## TASK TO CARRY OUT
Find all lines in the records that include the word "current", and copy them out.

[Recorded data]

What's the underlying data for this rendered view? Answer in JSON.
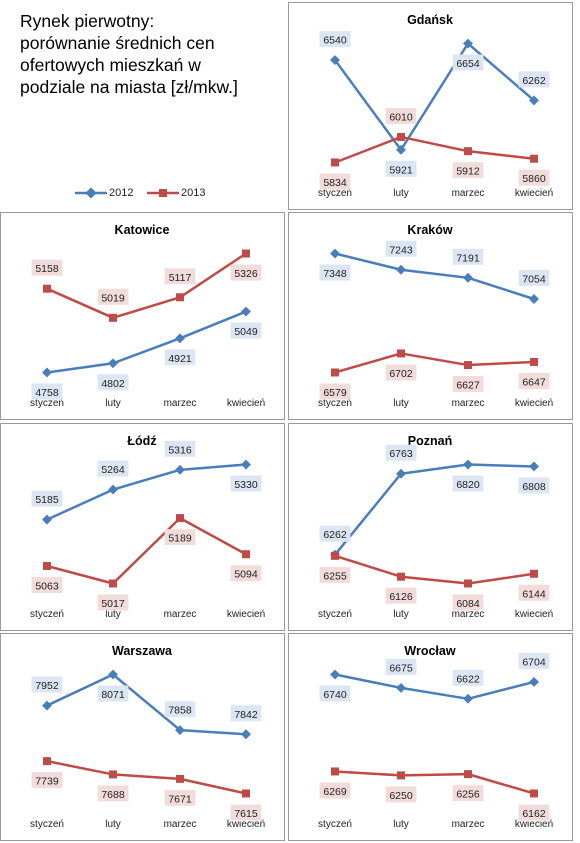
{
  "page_title": "Rynek pierwotny:\nporównanie średnich cen\nofertowych mieszkań w\npodziale na miasta [zł/mkw.]",
  "colors": {
    "series_2012": "#4a7ebb",
    "series_2013": "#be4b48",
    "label_bg_2012": "#dce6f2",
    "label_bg_2013": "#f2dcdb"
  },
  "legend": [
    "2012",
    "2013"
  ],
  "chart_data": [
    {
      "type": "line",
      "title": "Gdańsk",
      "categories": [
        "styczeń",
        "luty",
        "marzec",
        "kwiecień"
      ],
      "series": [
        {
          "name": "2012",
          "values": [
            6540,
            5921,
            6654,
            6262
          ]
        },
        {
          "name": "2013",
          "values": [
            5834,
            6010,
            5912,
            5860
          ]
        }
      ]
    },
    {
      "type": "line",
      "title": "Katowice",
      "categories": [
        "styczeń",
        "luty",
        "marzec",
        "kwiecień"
      ],
      "series": [
        {
          "name": "2012",
          "values": [
            4758,
            4802,
            4921,
            5049
          ]
        },
        {
          "name": "2013",
          "values": [
            5158,
            5019,
            5117,
            5326
          ]
        }
      ]
    },
    {
      "type": "line",
      "title": "Kraków",
      "categories": [
        "styczeń",
        "luty",
        "marzec",
        "kwiecień"
      ],
      "series": [
        {
          "name": "2012",
          "values": [
            7348,
            7243,
            7191,
            7054
          ]
        },
        {
          "name": "2013",
          "values": [
            6579,
            6702,
            6627,
            6647
          ]
        }
      ]
    },
    {
      "type": "line",
      "title": "Łódź",
      "categories": [
        "styczeń",
        "luty",
        "marzec",
        "kwiecień"
      ],
      "series": [
        {
          "name": "2012",
          "values": [
            5185,
            5264,
            5316,
            5330
          ]
        },
        {
          "name": "2013",
          "values": [
            5063,
            5017,
            5189,
            5094
          ]
        }
      ]
    },
    {
      "type": "line",
      "title": "Poznań",
      "categories": [
        "styczeń",
        "luty",
        "marzec",
        "kwiecień"
      ],
      "series": [
        {
          "name": "2012",
          "values": [
            6262,
            6763,
            6820,
            6808
          ]
        },
        {
          "name": "2013",
          "values": [
            6255,
            6126,
            6084,
            6144
          ]
        }
      ]
    },
    {
      "type": "line",
      "title": "Warszawa",
      "categories": [
        "styczeń",
        "luty",
        "marzec",
        "kwiecień"
      ],
      "series": [
        {
          "name": "2012",
          "values": [
            7952,
            8071,
            7858,
            7842
          ]
        },
        {
          "name": "2013",
          "values": [
            7739,
            7688,
            7671,
            7615
          ]
        }
      ]
    },
    {
      "type": "line",
      "title": "Wrocław",
      "categories": [
        "styczeń",
        "luty",
        "marzec",
        "kwiecień"
      ],
      "series": [
        {
          "name": "2012",
          "values": [
            6740,
            6675,
            6622,
            6704
          ]
        },
        {
          "name": "2013",
          "values": [
            6269,
            6250,
            6256,
            6162
          ]
        }
      ]
    }
  ]
}
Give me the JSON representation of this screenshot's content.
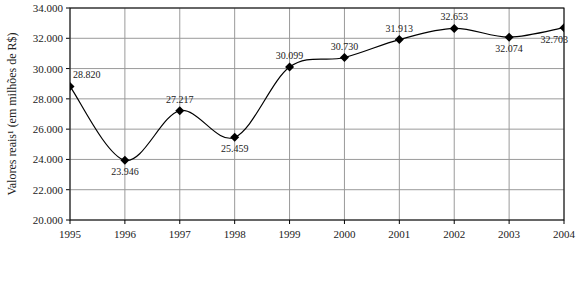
{
  "chart_data": {
    "type": "line",
    "y_label": "Valores reais¹ (em milhões de R$)",
    "categories": [
      "1995",
      "1996",
      "1997",
      "1998",
      "1999",
      "2000",
      "2001",
      "2002",
      "2003",
      "2004"
    ],
    "values": [
      28820,
      23946,
      27217,
      25459,
      30099,
      30730,
      31913,
      32653,
      32074,
      32703
    ],
    "value_labels": [
      "28.820",
      "23.946",
      "27.217",
      "25.459",
      "30.099",
      "30.730",
      "31.913",
      "32.653",
      "32.074",
      "32.703"
    ],
    "color": "#000000",
    "marker": "diamond",
    "line_style": "smooth",
    "data_labels": true,
    "grid": true,
    "ylim": [
      20000,
      34000
    ],
    "yticks": [
      {
        "value": 20000,
        "label": "20.000"
      },
      {
        "value": 22000,
        "label": "22.000"
      },
      {
        "value": 24000,
        "label": "24.000"
      },
      {
        "value": 26000,
        "label": "26.000"
      },
      {
        "value": 28000,
        "label": "28.000"
      },
      {
        "value": 30000,
        "label": "30.000"
      },
      {
        "value": 32000,
        "label": "32.000"
      },
      {
        "value": 34000,
        "label": "34.000"
      }
    ]
  }
}
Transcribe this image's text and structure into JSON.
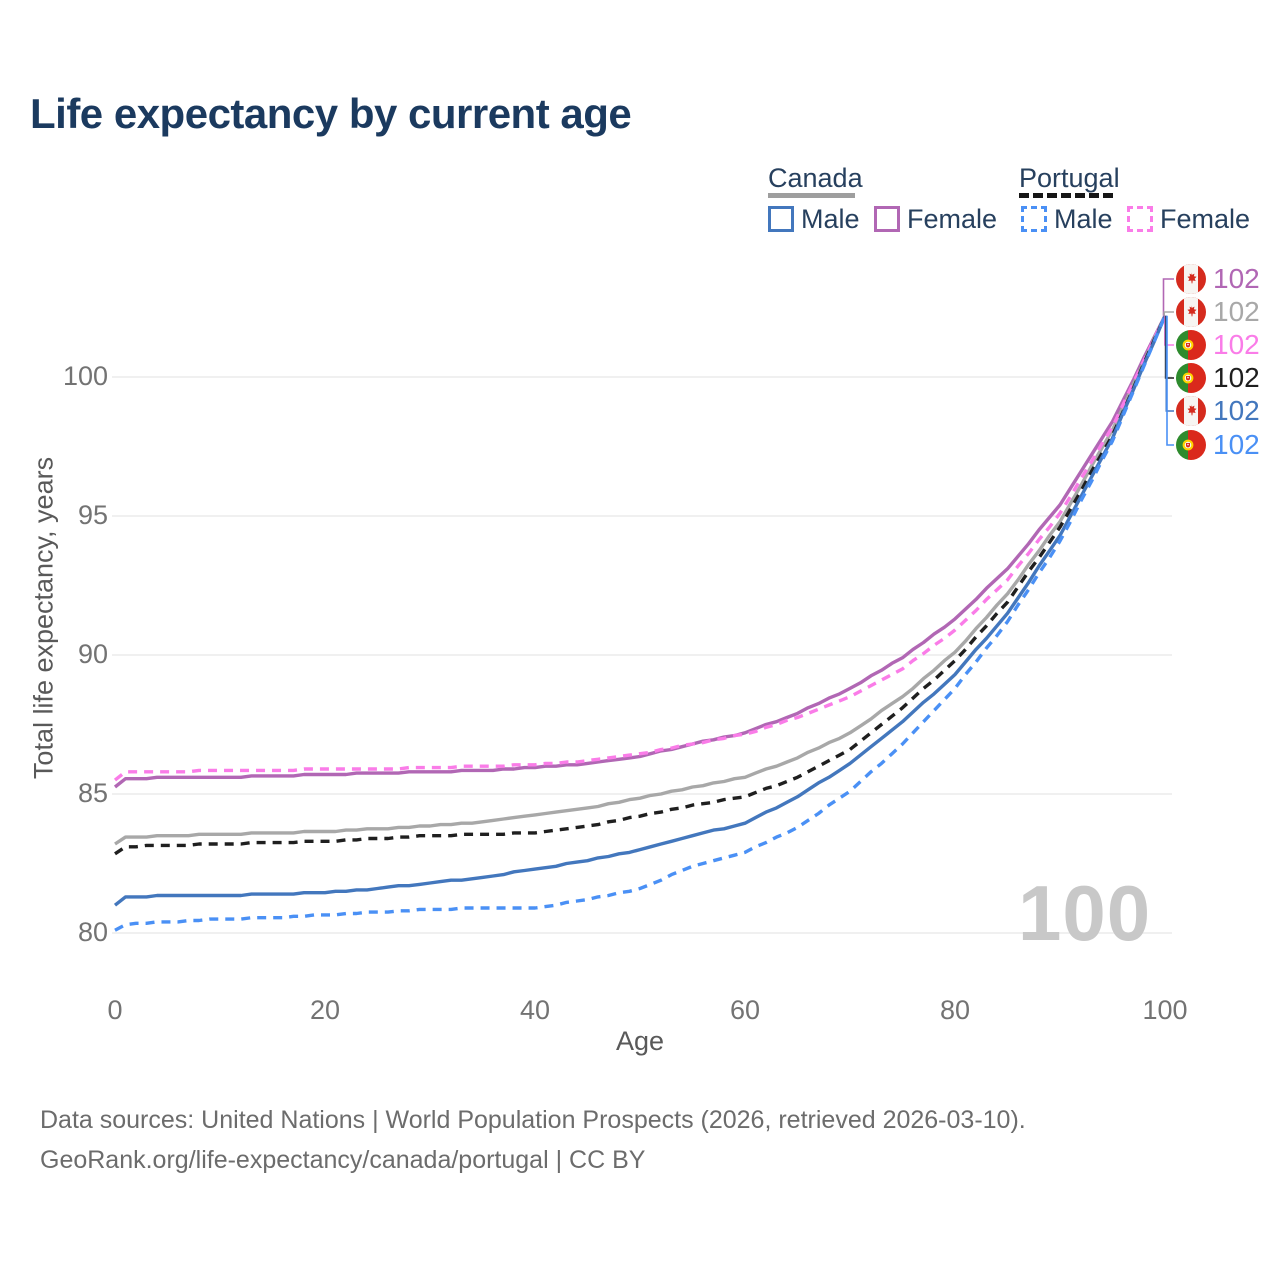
{
  "title": "Life expectancy by current age",
  "legend": {
    "canada_label": "Canada",
    "portugal_label": "Portugal",
    "canada_male_label": "Male",
    "canada_female_label": "Female",
    "portugal_male_label": "Male",
    "portugal_female_label": "Female"
  },
  "watermark": "100",
  "footer": {
    "line1": "Data sources: United Nations | World Population Prospects (2026, retrieved 2026-03-10).",
    "line2": "GeoRank.org/life-expectancy/canada/portugal | CC BY"
  },
  "colors": {
    "title": "#1b3a5f",
    "legend_text": "#27405e",
    "axis_text": "#737373",
    "axis_title": "#595959",
    "gridline": "#ececec",
    "watermark": "#c8c8c8",
    "canada_underline": "#9e9e9e",
    "portugal_underline": "#161616"
  },
  "chart_data": {
    "type": "line",
    "title": "Life expectancy by current age",
    "xlabel": "Age",
    "ylabel": "Total life expectancy, years",
    "xlim": [
      0,
      100
    ],
    "ylim": [
      78.5,
      103
    ],
    "x_ticks": [
      "0",
      "20",
      "40",
      "60",
      "80",
      "100"
    ],
    "x_tick_values": [
      0,
      20,
      40,
      60,
      80,
      100
    ],
    "y_ticks": [
      "80",
      "85",
      "90",
      "95",
      "100"
    ],
    "y_tick_values": [
      80,
      85,
      90,
      95,
      100
    ],
    "grid": "horizontal-only",
    "legend_position": "top-right",
    "x": [
      0,
      1,
      5,
      10,
      15,
      20,
      25,
      30,
      35,
      40,
      45,
      50,
      55,
      60,
      65,
      70,
      75,
      80,
      85,
      90,
      95,
      100
    ],
    "series": [
      {
        "name": "Canada Female",
        "country": "Canada",
        "sex": "Female",
        "color": "#b167b4",
        "line_style": "solid",
        "end_label": "102",
        "values": [
          85.25,
          85.55,
          85.6,
          85.6,
          85.65,
          85.7,
          85.75,
          85.8,
          85.85,
          85.95,
          86.1,
          86.35,
          86.8,
          87.2,
          87.9,
          88.8,
          89.9,
          91.3,
          93.1,
          95.4,
          98.4,
          102.2
        ]
      },
      {
        "name": "Canada Both sexes",
        "country": "Canada",
        "sex": "Both",
        "color": "#a8a8a8",
        "line_style": "solid",
        "end_label": "102",
        "values": [
          83.2,
          83.45,
          83.5,
          83.55,
          83.6,
          83.65,
          83.75,
          83.85,
          84.0,
          84.25,
          84.5,
          84.85,
          85.25,
          85.6,
          86.3,
          87.2,
          88.5,
          90.1,
          92.2,
          94.8,
          98.1,
          102.2
        ]
      },
      {
        "name": "Portugal Female",
        "country": "Portugal",
        "sex": "Female",
        "color": "#fa7ce8",
        "line_style": "dashed",
        "end_label": "102",
        "values": [
          85.5,
          85.8,
          85.8,
          85.85,
          85.85,
          85.9,
          85.9,
          85.95,
          86.0,
          86.05,
          86.2,
          86.45,
          86.8,
          87.15,
          87.75,
          88.5,
          89.5,
          90.9,
          92.7,
          95.1,
          98.2,
          102.2
        ]
      },
      {
        "name": "Portugal Both sexes",
        "country": "Portugal",
        "sex": "Both",
        "color": "#1f1f1f",
        "line_style": "dashed",
        "end_label": "102",
        "values": [
          82.85,
          83.1,
          83.15,
          83.2,
          83.25,
          83.3,
          83.4,
          83.5,
          83.55,
          83.6,
          83.85,
          84.2,
          84.6,
          84.9,
          85.6,
          86.6,
          88.1,
          89.8,
          91.9,
          94.6,
          97.9,
          102.2
        ]
      },
      {
        "name": "Canada Male",
        "country": "Canada",
        "sex": "Male",
        "color": "#4377bd",
        "line_style": "solid",
        "end_label": "102",
        "values": [
          81.0,
          81.3,
          81.35,
          81.35,
          81.4,
          81.45,
          81.6,
          81.8,
          82.0,
          82.3,
          82.6,
          83.0,
          83.5,
          83.95,
          84.9,
          86.1,
          87.6,
          89.3,
          91.5,
          94.3,
          97.8,
          102.2
        ]
      },
      {
        "name": "Portugal Male",
        "country": "Portugal",
        "sex": "Male",
        "color": "#4a90f5",
        "line_style": "dashed",
        "end_label": "102",
        "values": [
          80.1,
          80.3,
          80.4,
          80.5,
          80.55,
          80.65,
          80.75,
          80.85,
          80.9,
          80.9,
          81.2,
          81.6,
          82.4,
          82.9,
          83.8,
          85.1,
          86.8,
          88.8,
          91.2,
          94.1,
          97.7,
          102.2
        ]
      }
    ]
  },
  "end_labels": [
    {
      "flag": "canada",
      "value": "102",
      "color": "#b167b4"
    },
    {
      "flag": "canada",
      "value": "102",
      "color": "#a8a8a8"
    },
    {
      "flag": "portugal",
      "value": "102",
      "color": "#fa7ce8"
    },
    {
      "flag": "portugal",
      "value": "102",
      "color": "#1f1f1f"
    },
    {
      "flag": "canada",
      "value": "102",
      "color": "#4377bd"
    },
    {
      "flag": "portugal",
      "value": "102",
      "color": "#4a90f5"
    }
  ]
}
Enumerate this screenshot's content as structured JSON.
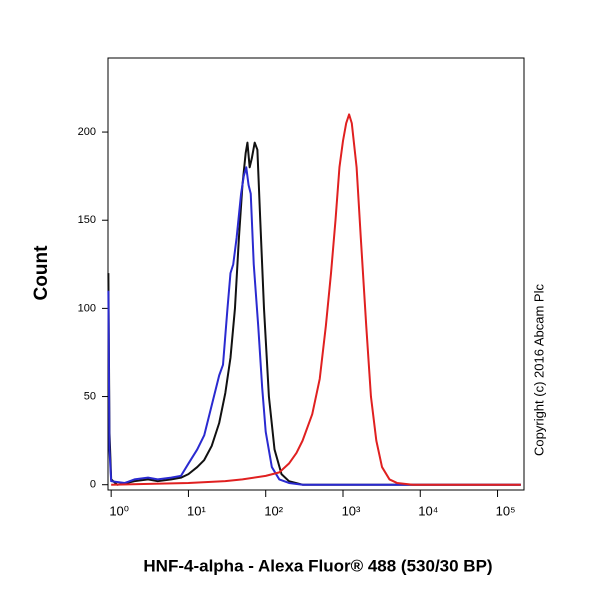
{
  "chart_data": {
    "type": "line",
    "xlabel": "HNF-4-alpha - Alexa Fluor® 488 (530/30 BP)",
    "ylabel": "Count",
    "annotation": "Copyright (c) 2016 Abcam Plc",
    "xscale": "log",
    "xlim": [
      0.91,
      220000
    ],
    "ylim": [
      -3,
      242
    ],
    "xticks": [
      {
        "value": 1,
        "label": "10⁰"
      },
      {
        "value": 10,
        "label": "10¹"
      },
      {
        "value": 100,
        "label": "10²"
      },
      {
        "value": 1000,
        "label": "10³"
      },
      {
        "value": 10000,
        "label": "10⁴"
      },
      {
        "value": 100000,
        "label": "10⁵"
      }
    ],
    "yticks": [
      0,
      50,
      100,
      150,
      200
    ],
    "series": [
      {
        "color": "#111111",
        "x": [
          0.92,
          0.95,
          1.0,
          1.2,
          1.6,
          2,
          3,
          4,
          6,
          8,
          10,
          13,
          16,
          20,
          25,
          30,
          35,
          40,
          45,
          50,
          55,
          58,
          62,
          66,
          72,
          78,
          85,
          95,
          110,
          130,
          160,
          200,
          300,
          1000,
          200000
        ],
        "values": [
          120,
          30,
          3,
          0,
          1,
          2,
          3,
          2,
          3,
          4,
          6,
          10,
          14,
          22,
          35,
          52,
          72,
          100,
          140,
          170,
          188,
          194,
          180,
          185,
          194,
          190,
          150,
          100,
          50,
          20,
          6,
          2,
          0,
          0,
          0
        ]
      },
      {
        "color": "#2a2ad0",
        "x": [
          0.92,
          0.95,
          1,
          1.5,
          2,
          3,
          4,
          6,
          8,
          10,
          13,
          16,
          20,
          25,
          28,
          32,
          35,
          38,
          42,
          48,
          52,
          56,
          60,
          64,
          70,
          80,
          90,
          100,
          120,
          150,
          200,
          300,
          200000
        ],
        "values": [
          110,
          20,
          2,
          1,
          3,
          4,
          3,
          4,
          5,
          12,
          20,
          28,
          45,
          62,
          68,
          100,
          120,
          125,
          140,
          165,
          175,
          180,
          170,
          165,
          125,
          90,
          55,
          30,
          10,
          3,
          1,
          0,
          0
        ]
      },
      {
        "color": "#e02020",
        "x": [
          1,
          10,
          30,
          50,
          100,
          150,
          200,
          250,
          300,
          400,
          500,
          600,
          700,
          800,
          900,
          1000,
          1100,
          1200,
          1300,
          1500,
          1700,
          2000,
          2300,
          2700,
          3200,
          4000,
          5000,
          8000,
          200000
        ],
        "values": [
          0,
          1,
          2,
          3,
          5,
          7,
          12,
          18,
          25,
          40,
          60,
          90,
          120,
          150,
          180,
          195,
          205,
          210,
          205,
          180,
          140,
          90,
          50,
          25,
          10,
          3,
          1,
          0,
          0
        ]
      }
    ]
  }
}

## ANSWER FOR THIS EXERCISE
  "title": "Life expectancy by current age",
    "title": "Life expectancy by current age",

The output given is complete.